JOBS —
A. In the essay below on why students learn the quadratic formula, what reasons does the author give for why students are taught subjects like math as part of a liberal education? Answer in one to three sentences.
B. Carry on the essay below on why students learn the quadratic formula, starting after its final sentence.

PROVIDED PASSAGE —
Last night I asked my karate instructor, an attorney for 35 years, if he had ever used the quadratic formula in his professional career. His answer surprised me a bit. He said, “No, but I also took many years of French, and I never had to use that either.”

I know that the quadratic formula applies to more than simple quadratics, because quadratics are found in the most surprising of places (logarithms, differential equations, linear algebra, etc…). But why are we learning it if students are never going to use it? You can have a great career that pays great money, but never have to use the quadratic formula, or really any math beyond algebra 1. So why learn it, or any type of higher level math if you’re never going to use it?

I think there are three answers to this question. The first answer is that math is part of the school curriculum. That may not seem like a good answer, but I think it’s an excellent answer. Why is it part of the curriculum? A lot of people have this notion that school should be trade school; strictly for obtaining employment. However, school in the United States (up through college) is not trade school. It is set up to give a liberal education to everyone. That liberal education includes mathematics, science, English/language arts, social studies, and more. Students are learning this for 2 reasons. First of all, nobody knows for certain that they will never use math, so we might as well give them all they can get. Secondly, in a more broad sense, we want the next generation of Americans to be thoughtful and intelligent. We want them to know how to write a letter, how congress works, what The Battle of the Bulge was, how cell division works, and the quadratic formula. Knowledge doesn’t have to be the means towards the end, it can be an end all by itself. There is value in having knowledge, and value in being educated. Education enhances our personal lives by attaining values higher than our basic needs, and it advances our civic lives by being positive contributors to our communities.

GIVEN ENTRIES —
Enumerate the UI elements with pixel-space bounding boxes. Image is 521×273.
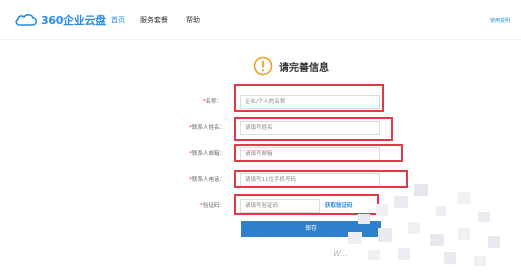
code-label: *验证码：: [200, 203, 225, 209]
brand-name: 360企业云盘: [41, 14, 106, 27]
usage-guide-link[interactable]: 使用说明: [490, 17, 510, 24]
top-navigation-bar: 360企业云盘 首页 服务套餐 帮助 使用说明: [0, 0, 521, 40]
cloud-logo-icon: [15, 14, 38, 26]
watermark-text: W...: [333, 249, 348, 258]
brand-logo[interactable]: 360企业云盘: [14, 12, 106, 28]
email-label: *联系人邮箱：: [189, 151, 225, 157]
contact-name-label: *联系人姓名：: [189, 125, 225, 131]
email-input[interactable]: 请填写邮箱: [240, 147, 380, 161]
nav-home[interactable]: 首页: [111, 15, 125, 25]
nav-help[interactable]: 帮助: [186, 15, 200, 25]
phone-label: *联系人电话：: [189, 177, 225, 183]
contact-name-input[interactable]: 请填写姓名: [240, 121, 380, 135]
company-input[interactable]: 企业/个人的名称: [240, 95, 380, 109]
warning-icon: [253, 56, 273, 76]
code-input[interactable]: 请填写验证码: [240, 199, 320, 213]
nav-service-plans[interactable]: 服务套餐: [140, 15, 168, 25]
company-label: *名称：: [202, 99, 222, 105]
page-title: 请完善信息: [279, 62, 329, 74]
pixelated-watermark-area: [348, 184, 500, 266]
page-heading: 请完善信息: [253, 56, 329, 76]
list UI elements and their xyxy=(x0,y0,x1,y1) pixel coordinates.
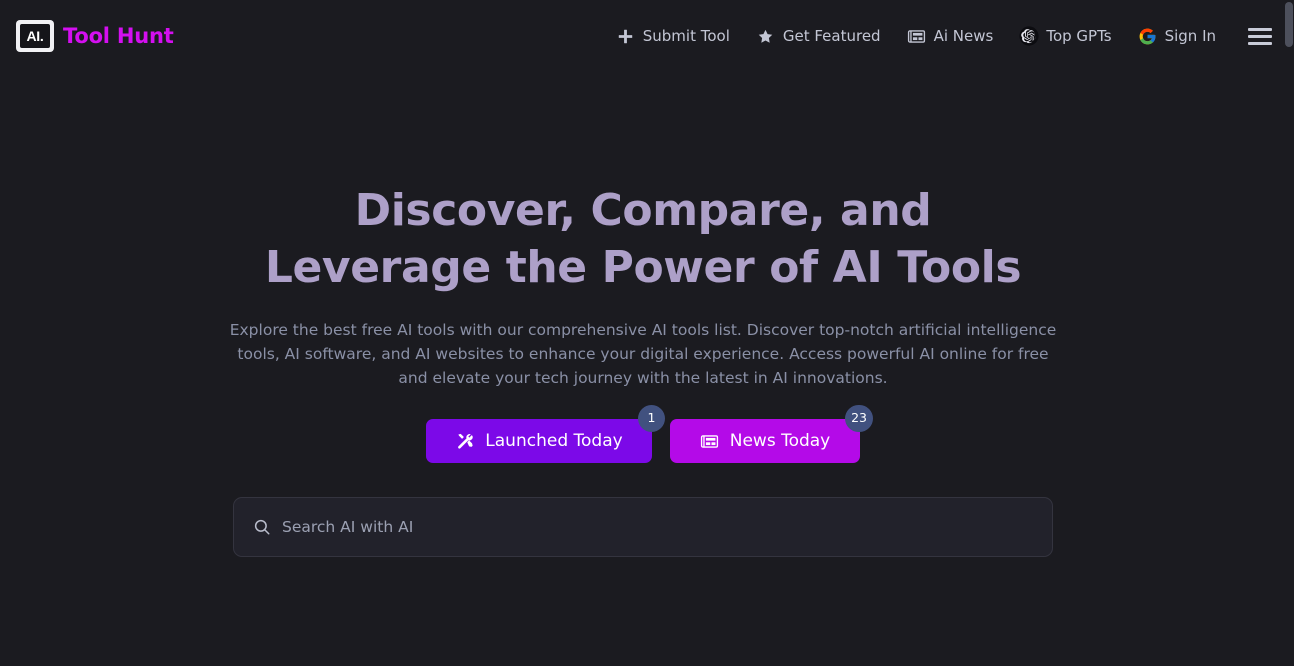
nav-item-top-gpts[interactable]: Top GPTs xyxy=(1019,26,1112,46)
newspaper-icon xyxy=(700,432,719,451)
news-today-badge: 23 xyxy=(845,405,873,432)
nav-item-sign-in[interactable]: Sign In xyxy=(1138,26,1216,46)
hamburger-bar xyxy=(1248,27,1272,31)
launched-today-label: Launched Today xyxy=(485,431,623,451)
main-nav: Submit Tool Get Featured Ai News Top GPT… xyxy=(616,26,1286,46)
nav-item-ai-news[interactable]: Ai News xyxy=(907,26,994,46)
nav-item-label: Get Featured xyxy=(782,27,881,45)
nav-item-label: Sign In xyxy=(1164,27,1216,45)
search-input[interactable] xyxy=(282,518,1034,536)
launched-today-badge: 1 xyxy=(638,405,665,432)
plus-icon xyxy=(616,26,636,46)
tools-icon xyxy=(455,432,474,451)
news-today-button[interactable]: News Today 23 xyxy=(670,405,873,463)
hero-section: Discover, Compare, and Leverage the Powe… xyxy=(0,72,1286,666)
ai-logo-text: AI. xyxy=(20,24,50,48)
nav-item-label: Submit Tool xyxy=(642,27,730,45)
nav-item-label: Top GPTs xyxy=(1046,27,1112,45)
ai-logo-icon: AI. xyxy=(16,20,54,52)
hamburger-menu-icon[interactable] xyxy=(1248,27,1272,45)
hero-description: Explore the best free AI tools with our … xyxy=(229,321,1057,387)
cta-button-row: Launched Today 1 News Today 23 xyxy=(426,405,873,463)
newspaper-icon xyxy=(907,26,927,46)
search-icon xyxy=(252,517,272,537)
star-icon xyxy=(756,26,776,46)
page-title: Discover, Compare, and Leverage the Powe… xyxy=(264,185,1022,293)
nav-item-submit-tool[interactable]: Submit Tool xyxy=(616,26,730,46)
news-today-label: News Today xyxy=(729,431,831,451)
page-scrollbar-thumb[interactable] xyxy=(1285,2,1293,47)
hamburger-bar xyxy=(1248,34,1272,38)
hamburger-bar xyxy=(1248,41,1272,45)
site-header: AI. Tool Hunt Submit Tool Get Featured A… xyxy=(0,0,1286,72)
search-bar[interactable] xyxy=(233,497,1053,557)
openai-icon xyxy=(1019,26,1039,46)
nav-item-get-featured[interactable]: Get Featured xyxy=(756,26,881,46)
page-scrollbar-track[interactable] xyxy=(1285,0,1294,666)
google-icon xyxy=(1138,26,1158,46)
brand-name: Tool Hunt xyxy=(63,24,174,48)
brand-logo-link[interactable]: AI. Tool Hunt xyxy=(16,20,174,52)
nav-item-label: Ai News xyxy=(933,27,994,45)
launched-today-button[interactable]: Launched Today 1 xyxy=(426,405,665,463)
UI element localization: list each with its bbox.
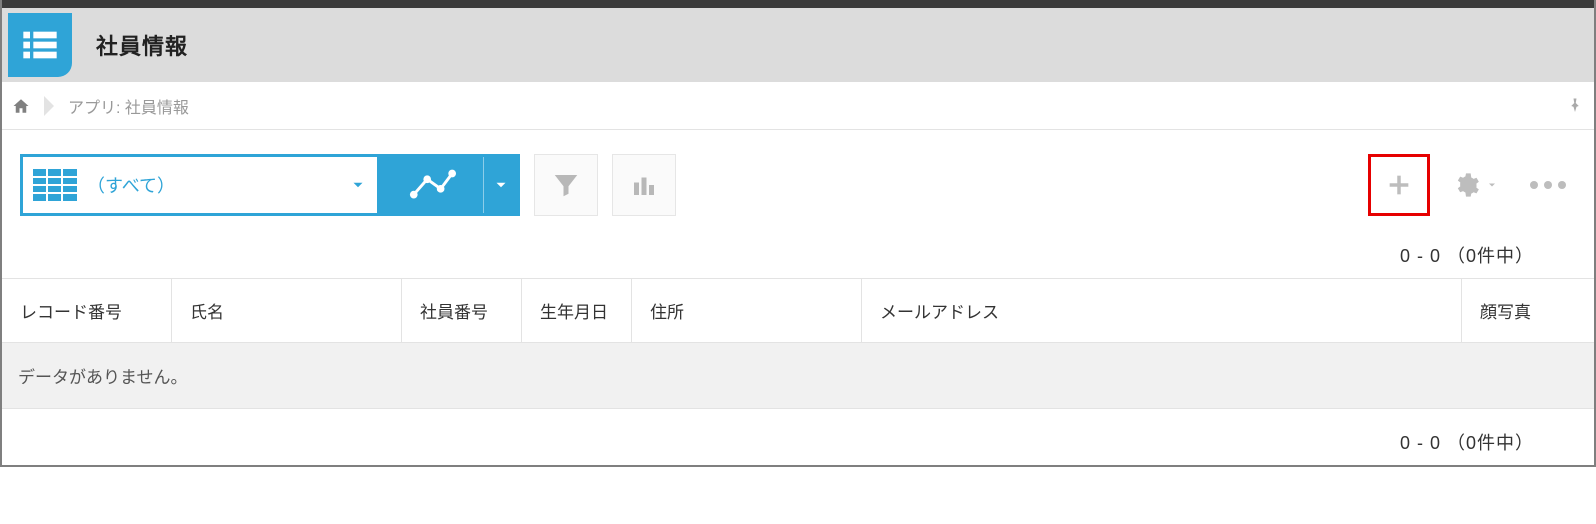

RESPONSE LIST —
A. The author gives two reasons. Nobody knows for certain that they will never use math, so students might as well get all the math they can. More broadly, the country wants the next generation of Americans to be thoughtful and intelligent.

B.
We want Americans to be educated because when election time rolls around everyone should know how they’re being affected, or when something is happening in the political scene that you don’t like you can write a letter to your congressman. This answer can apply to most of the school curriculum, but not so much math, or writing haiku, or learning French.

We learn how to write Haiku because we can appreciate its beauty. You can also learn math out of appreciation. Math can be appreciated because of its massive collection of applications, or because of its purity. I’m mostly a pure math person, but I appreciate that all math has application somehow, even if we don’t know yet. What I like about applied math is that I better understand the world around me. I get satisfaction out of knowing that a Google search is a massive exercise in linear algebra, and that throwing a ball has within it the quadratic formula and calculus. Even though I frequently forget how to apply my mathematical knowledge to these applied subjects, I feel good knowing that I have some understanding of how they work. When it comes to pure math I get satisfaction by working hard on a subject and being able to solve the problem. I may not know what I’m try to solve for, but I’ve solved the problem! This leads into the third and final answer, we learn math because it makes us better thinkers.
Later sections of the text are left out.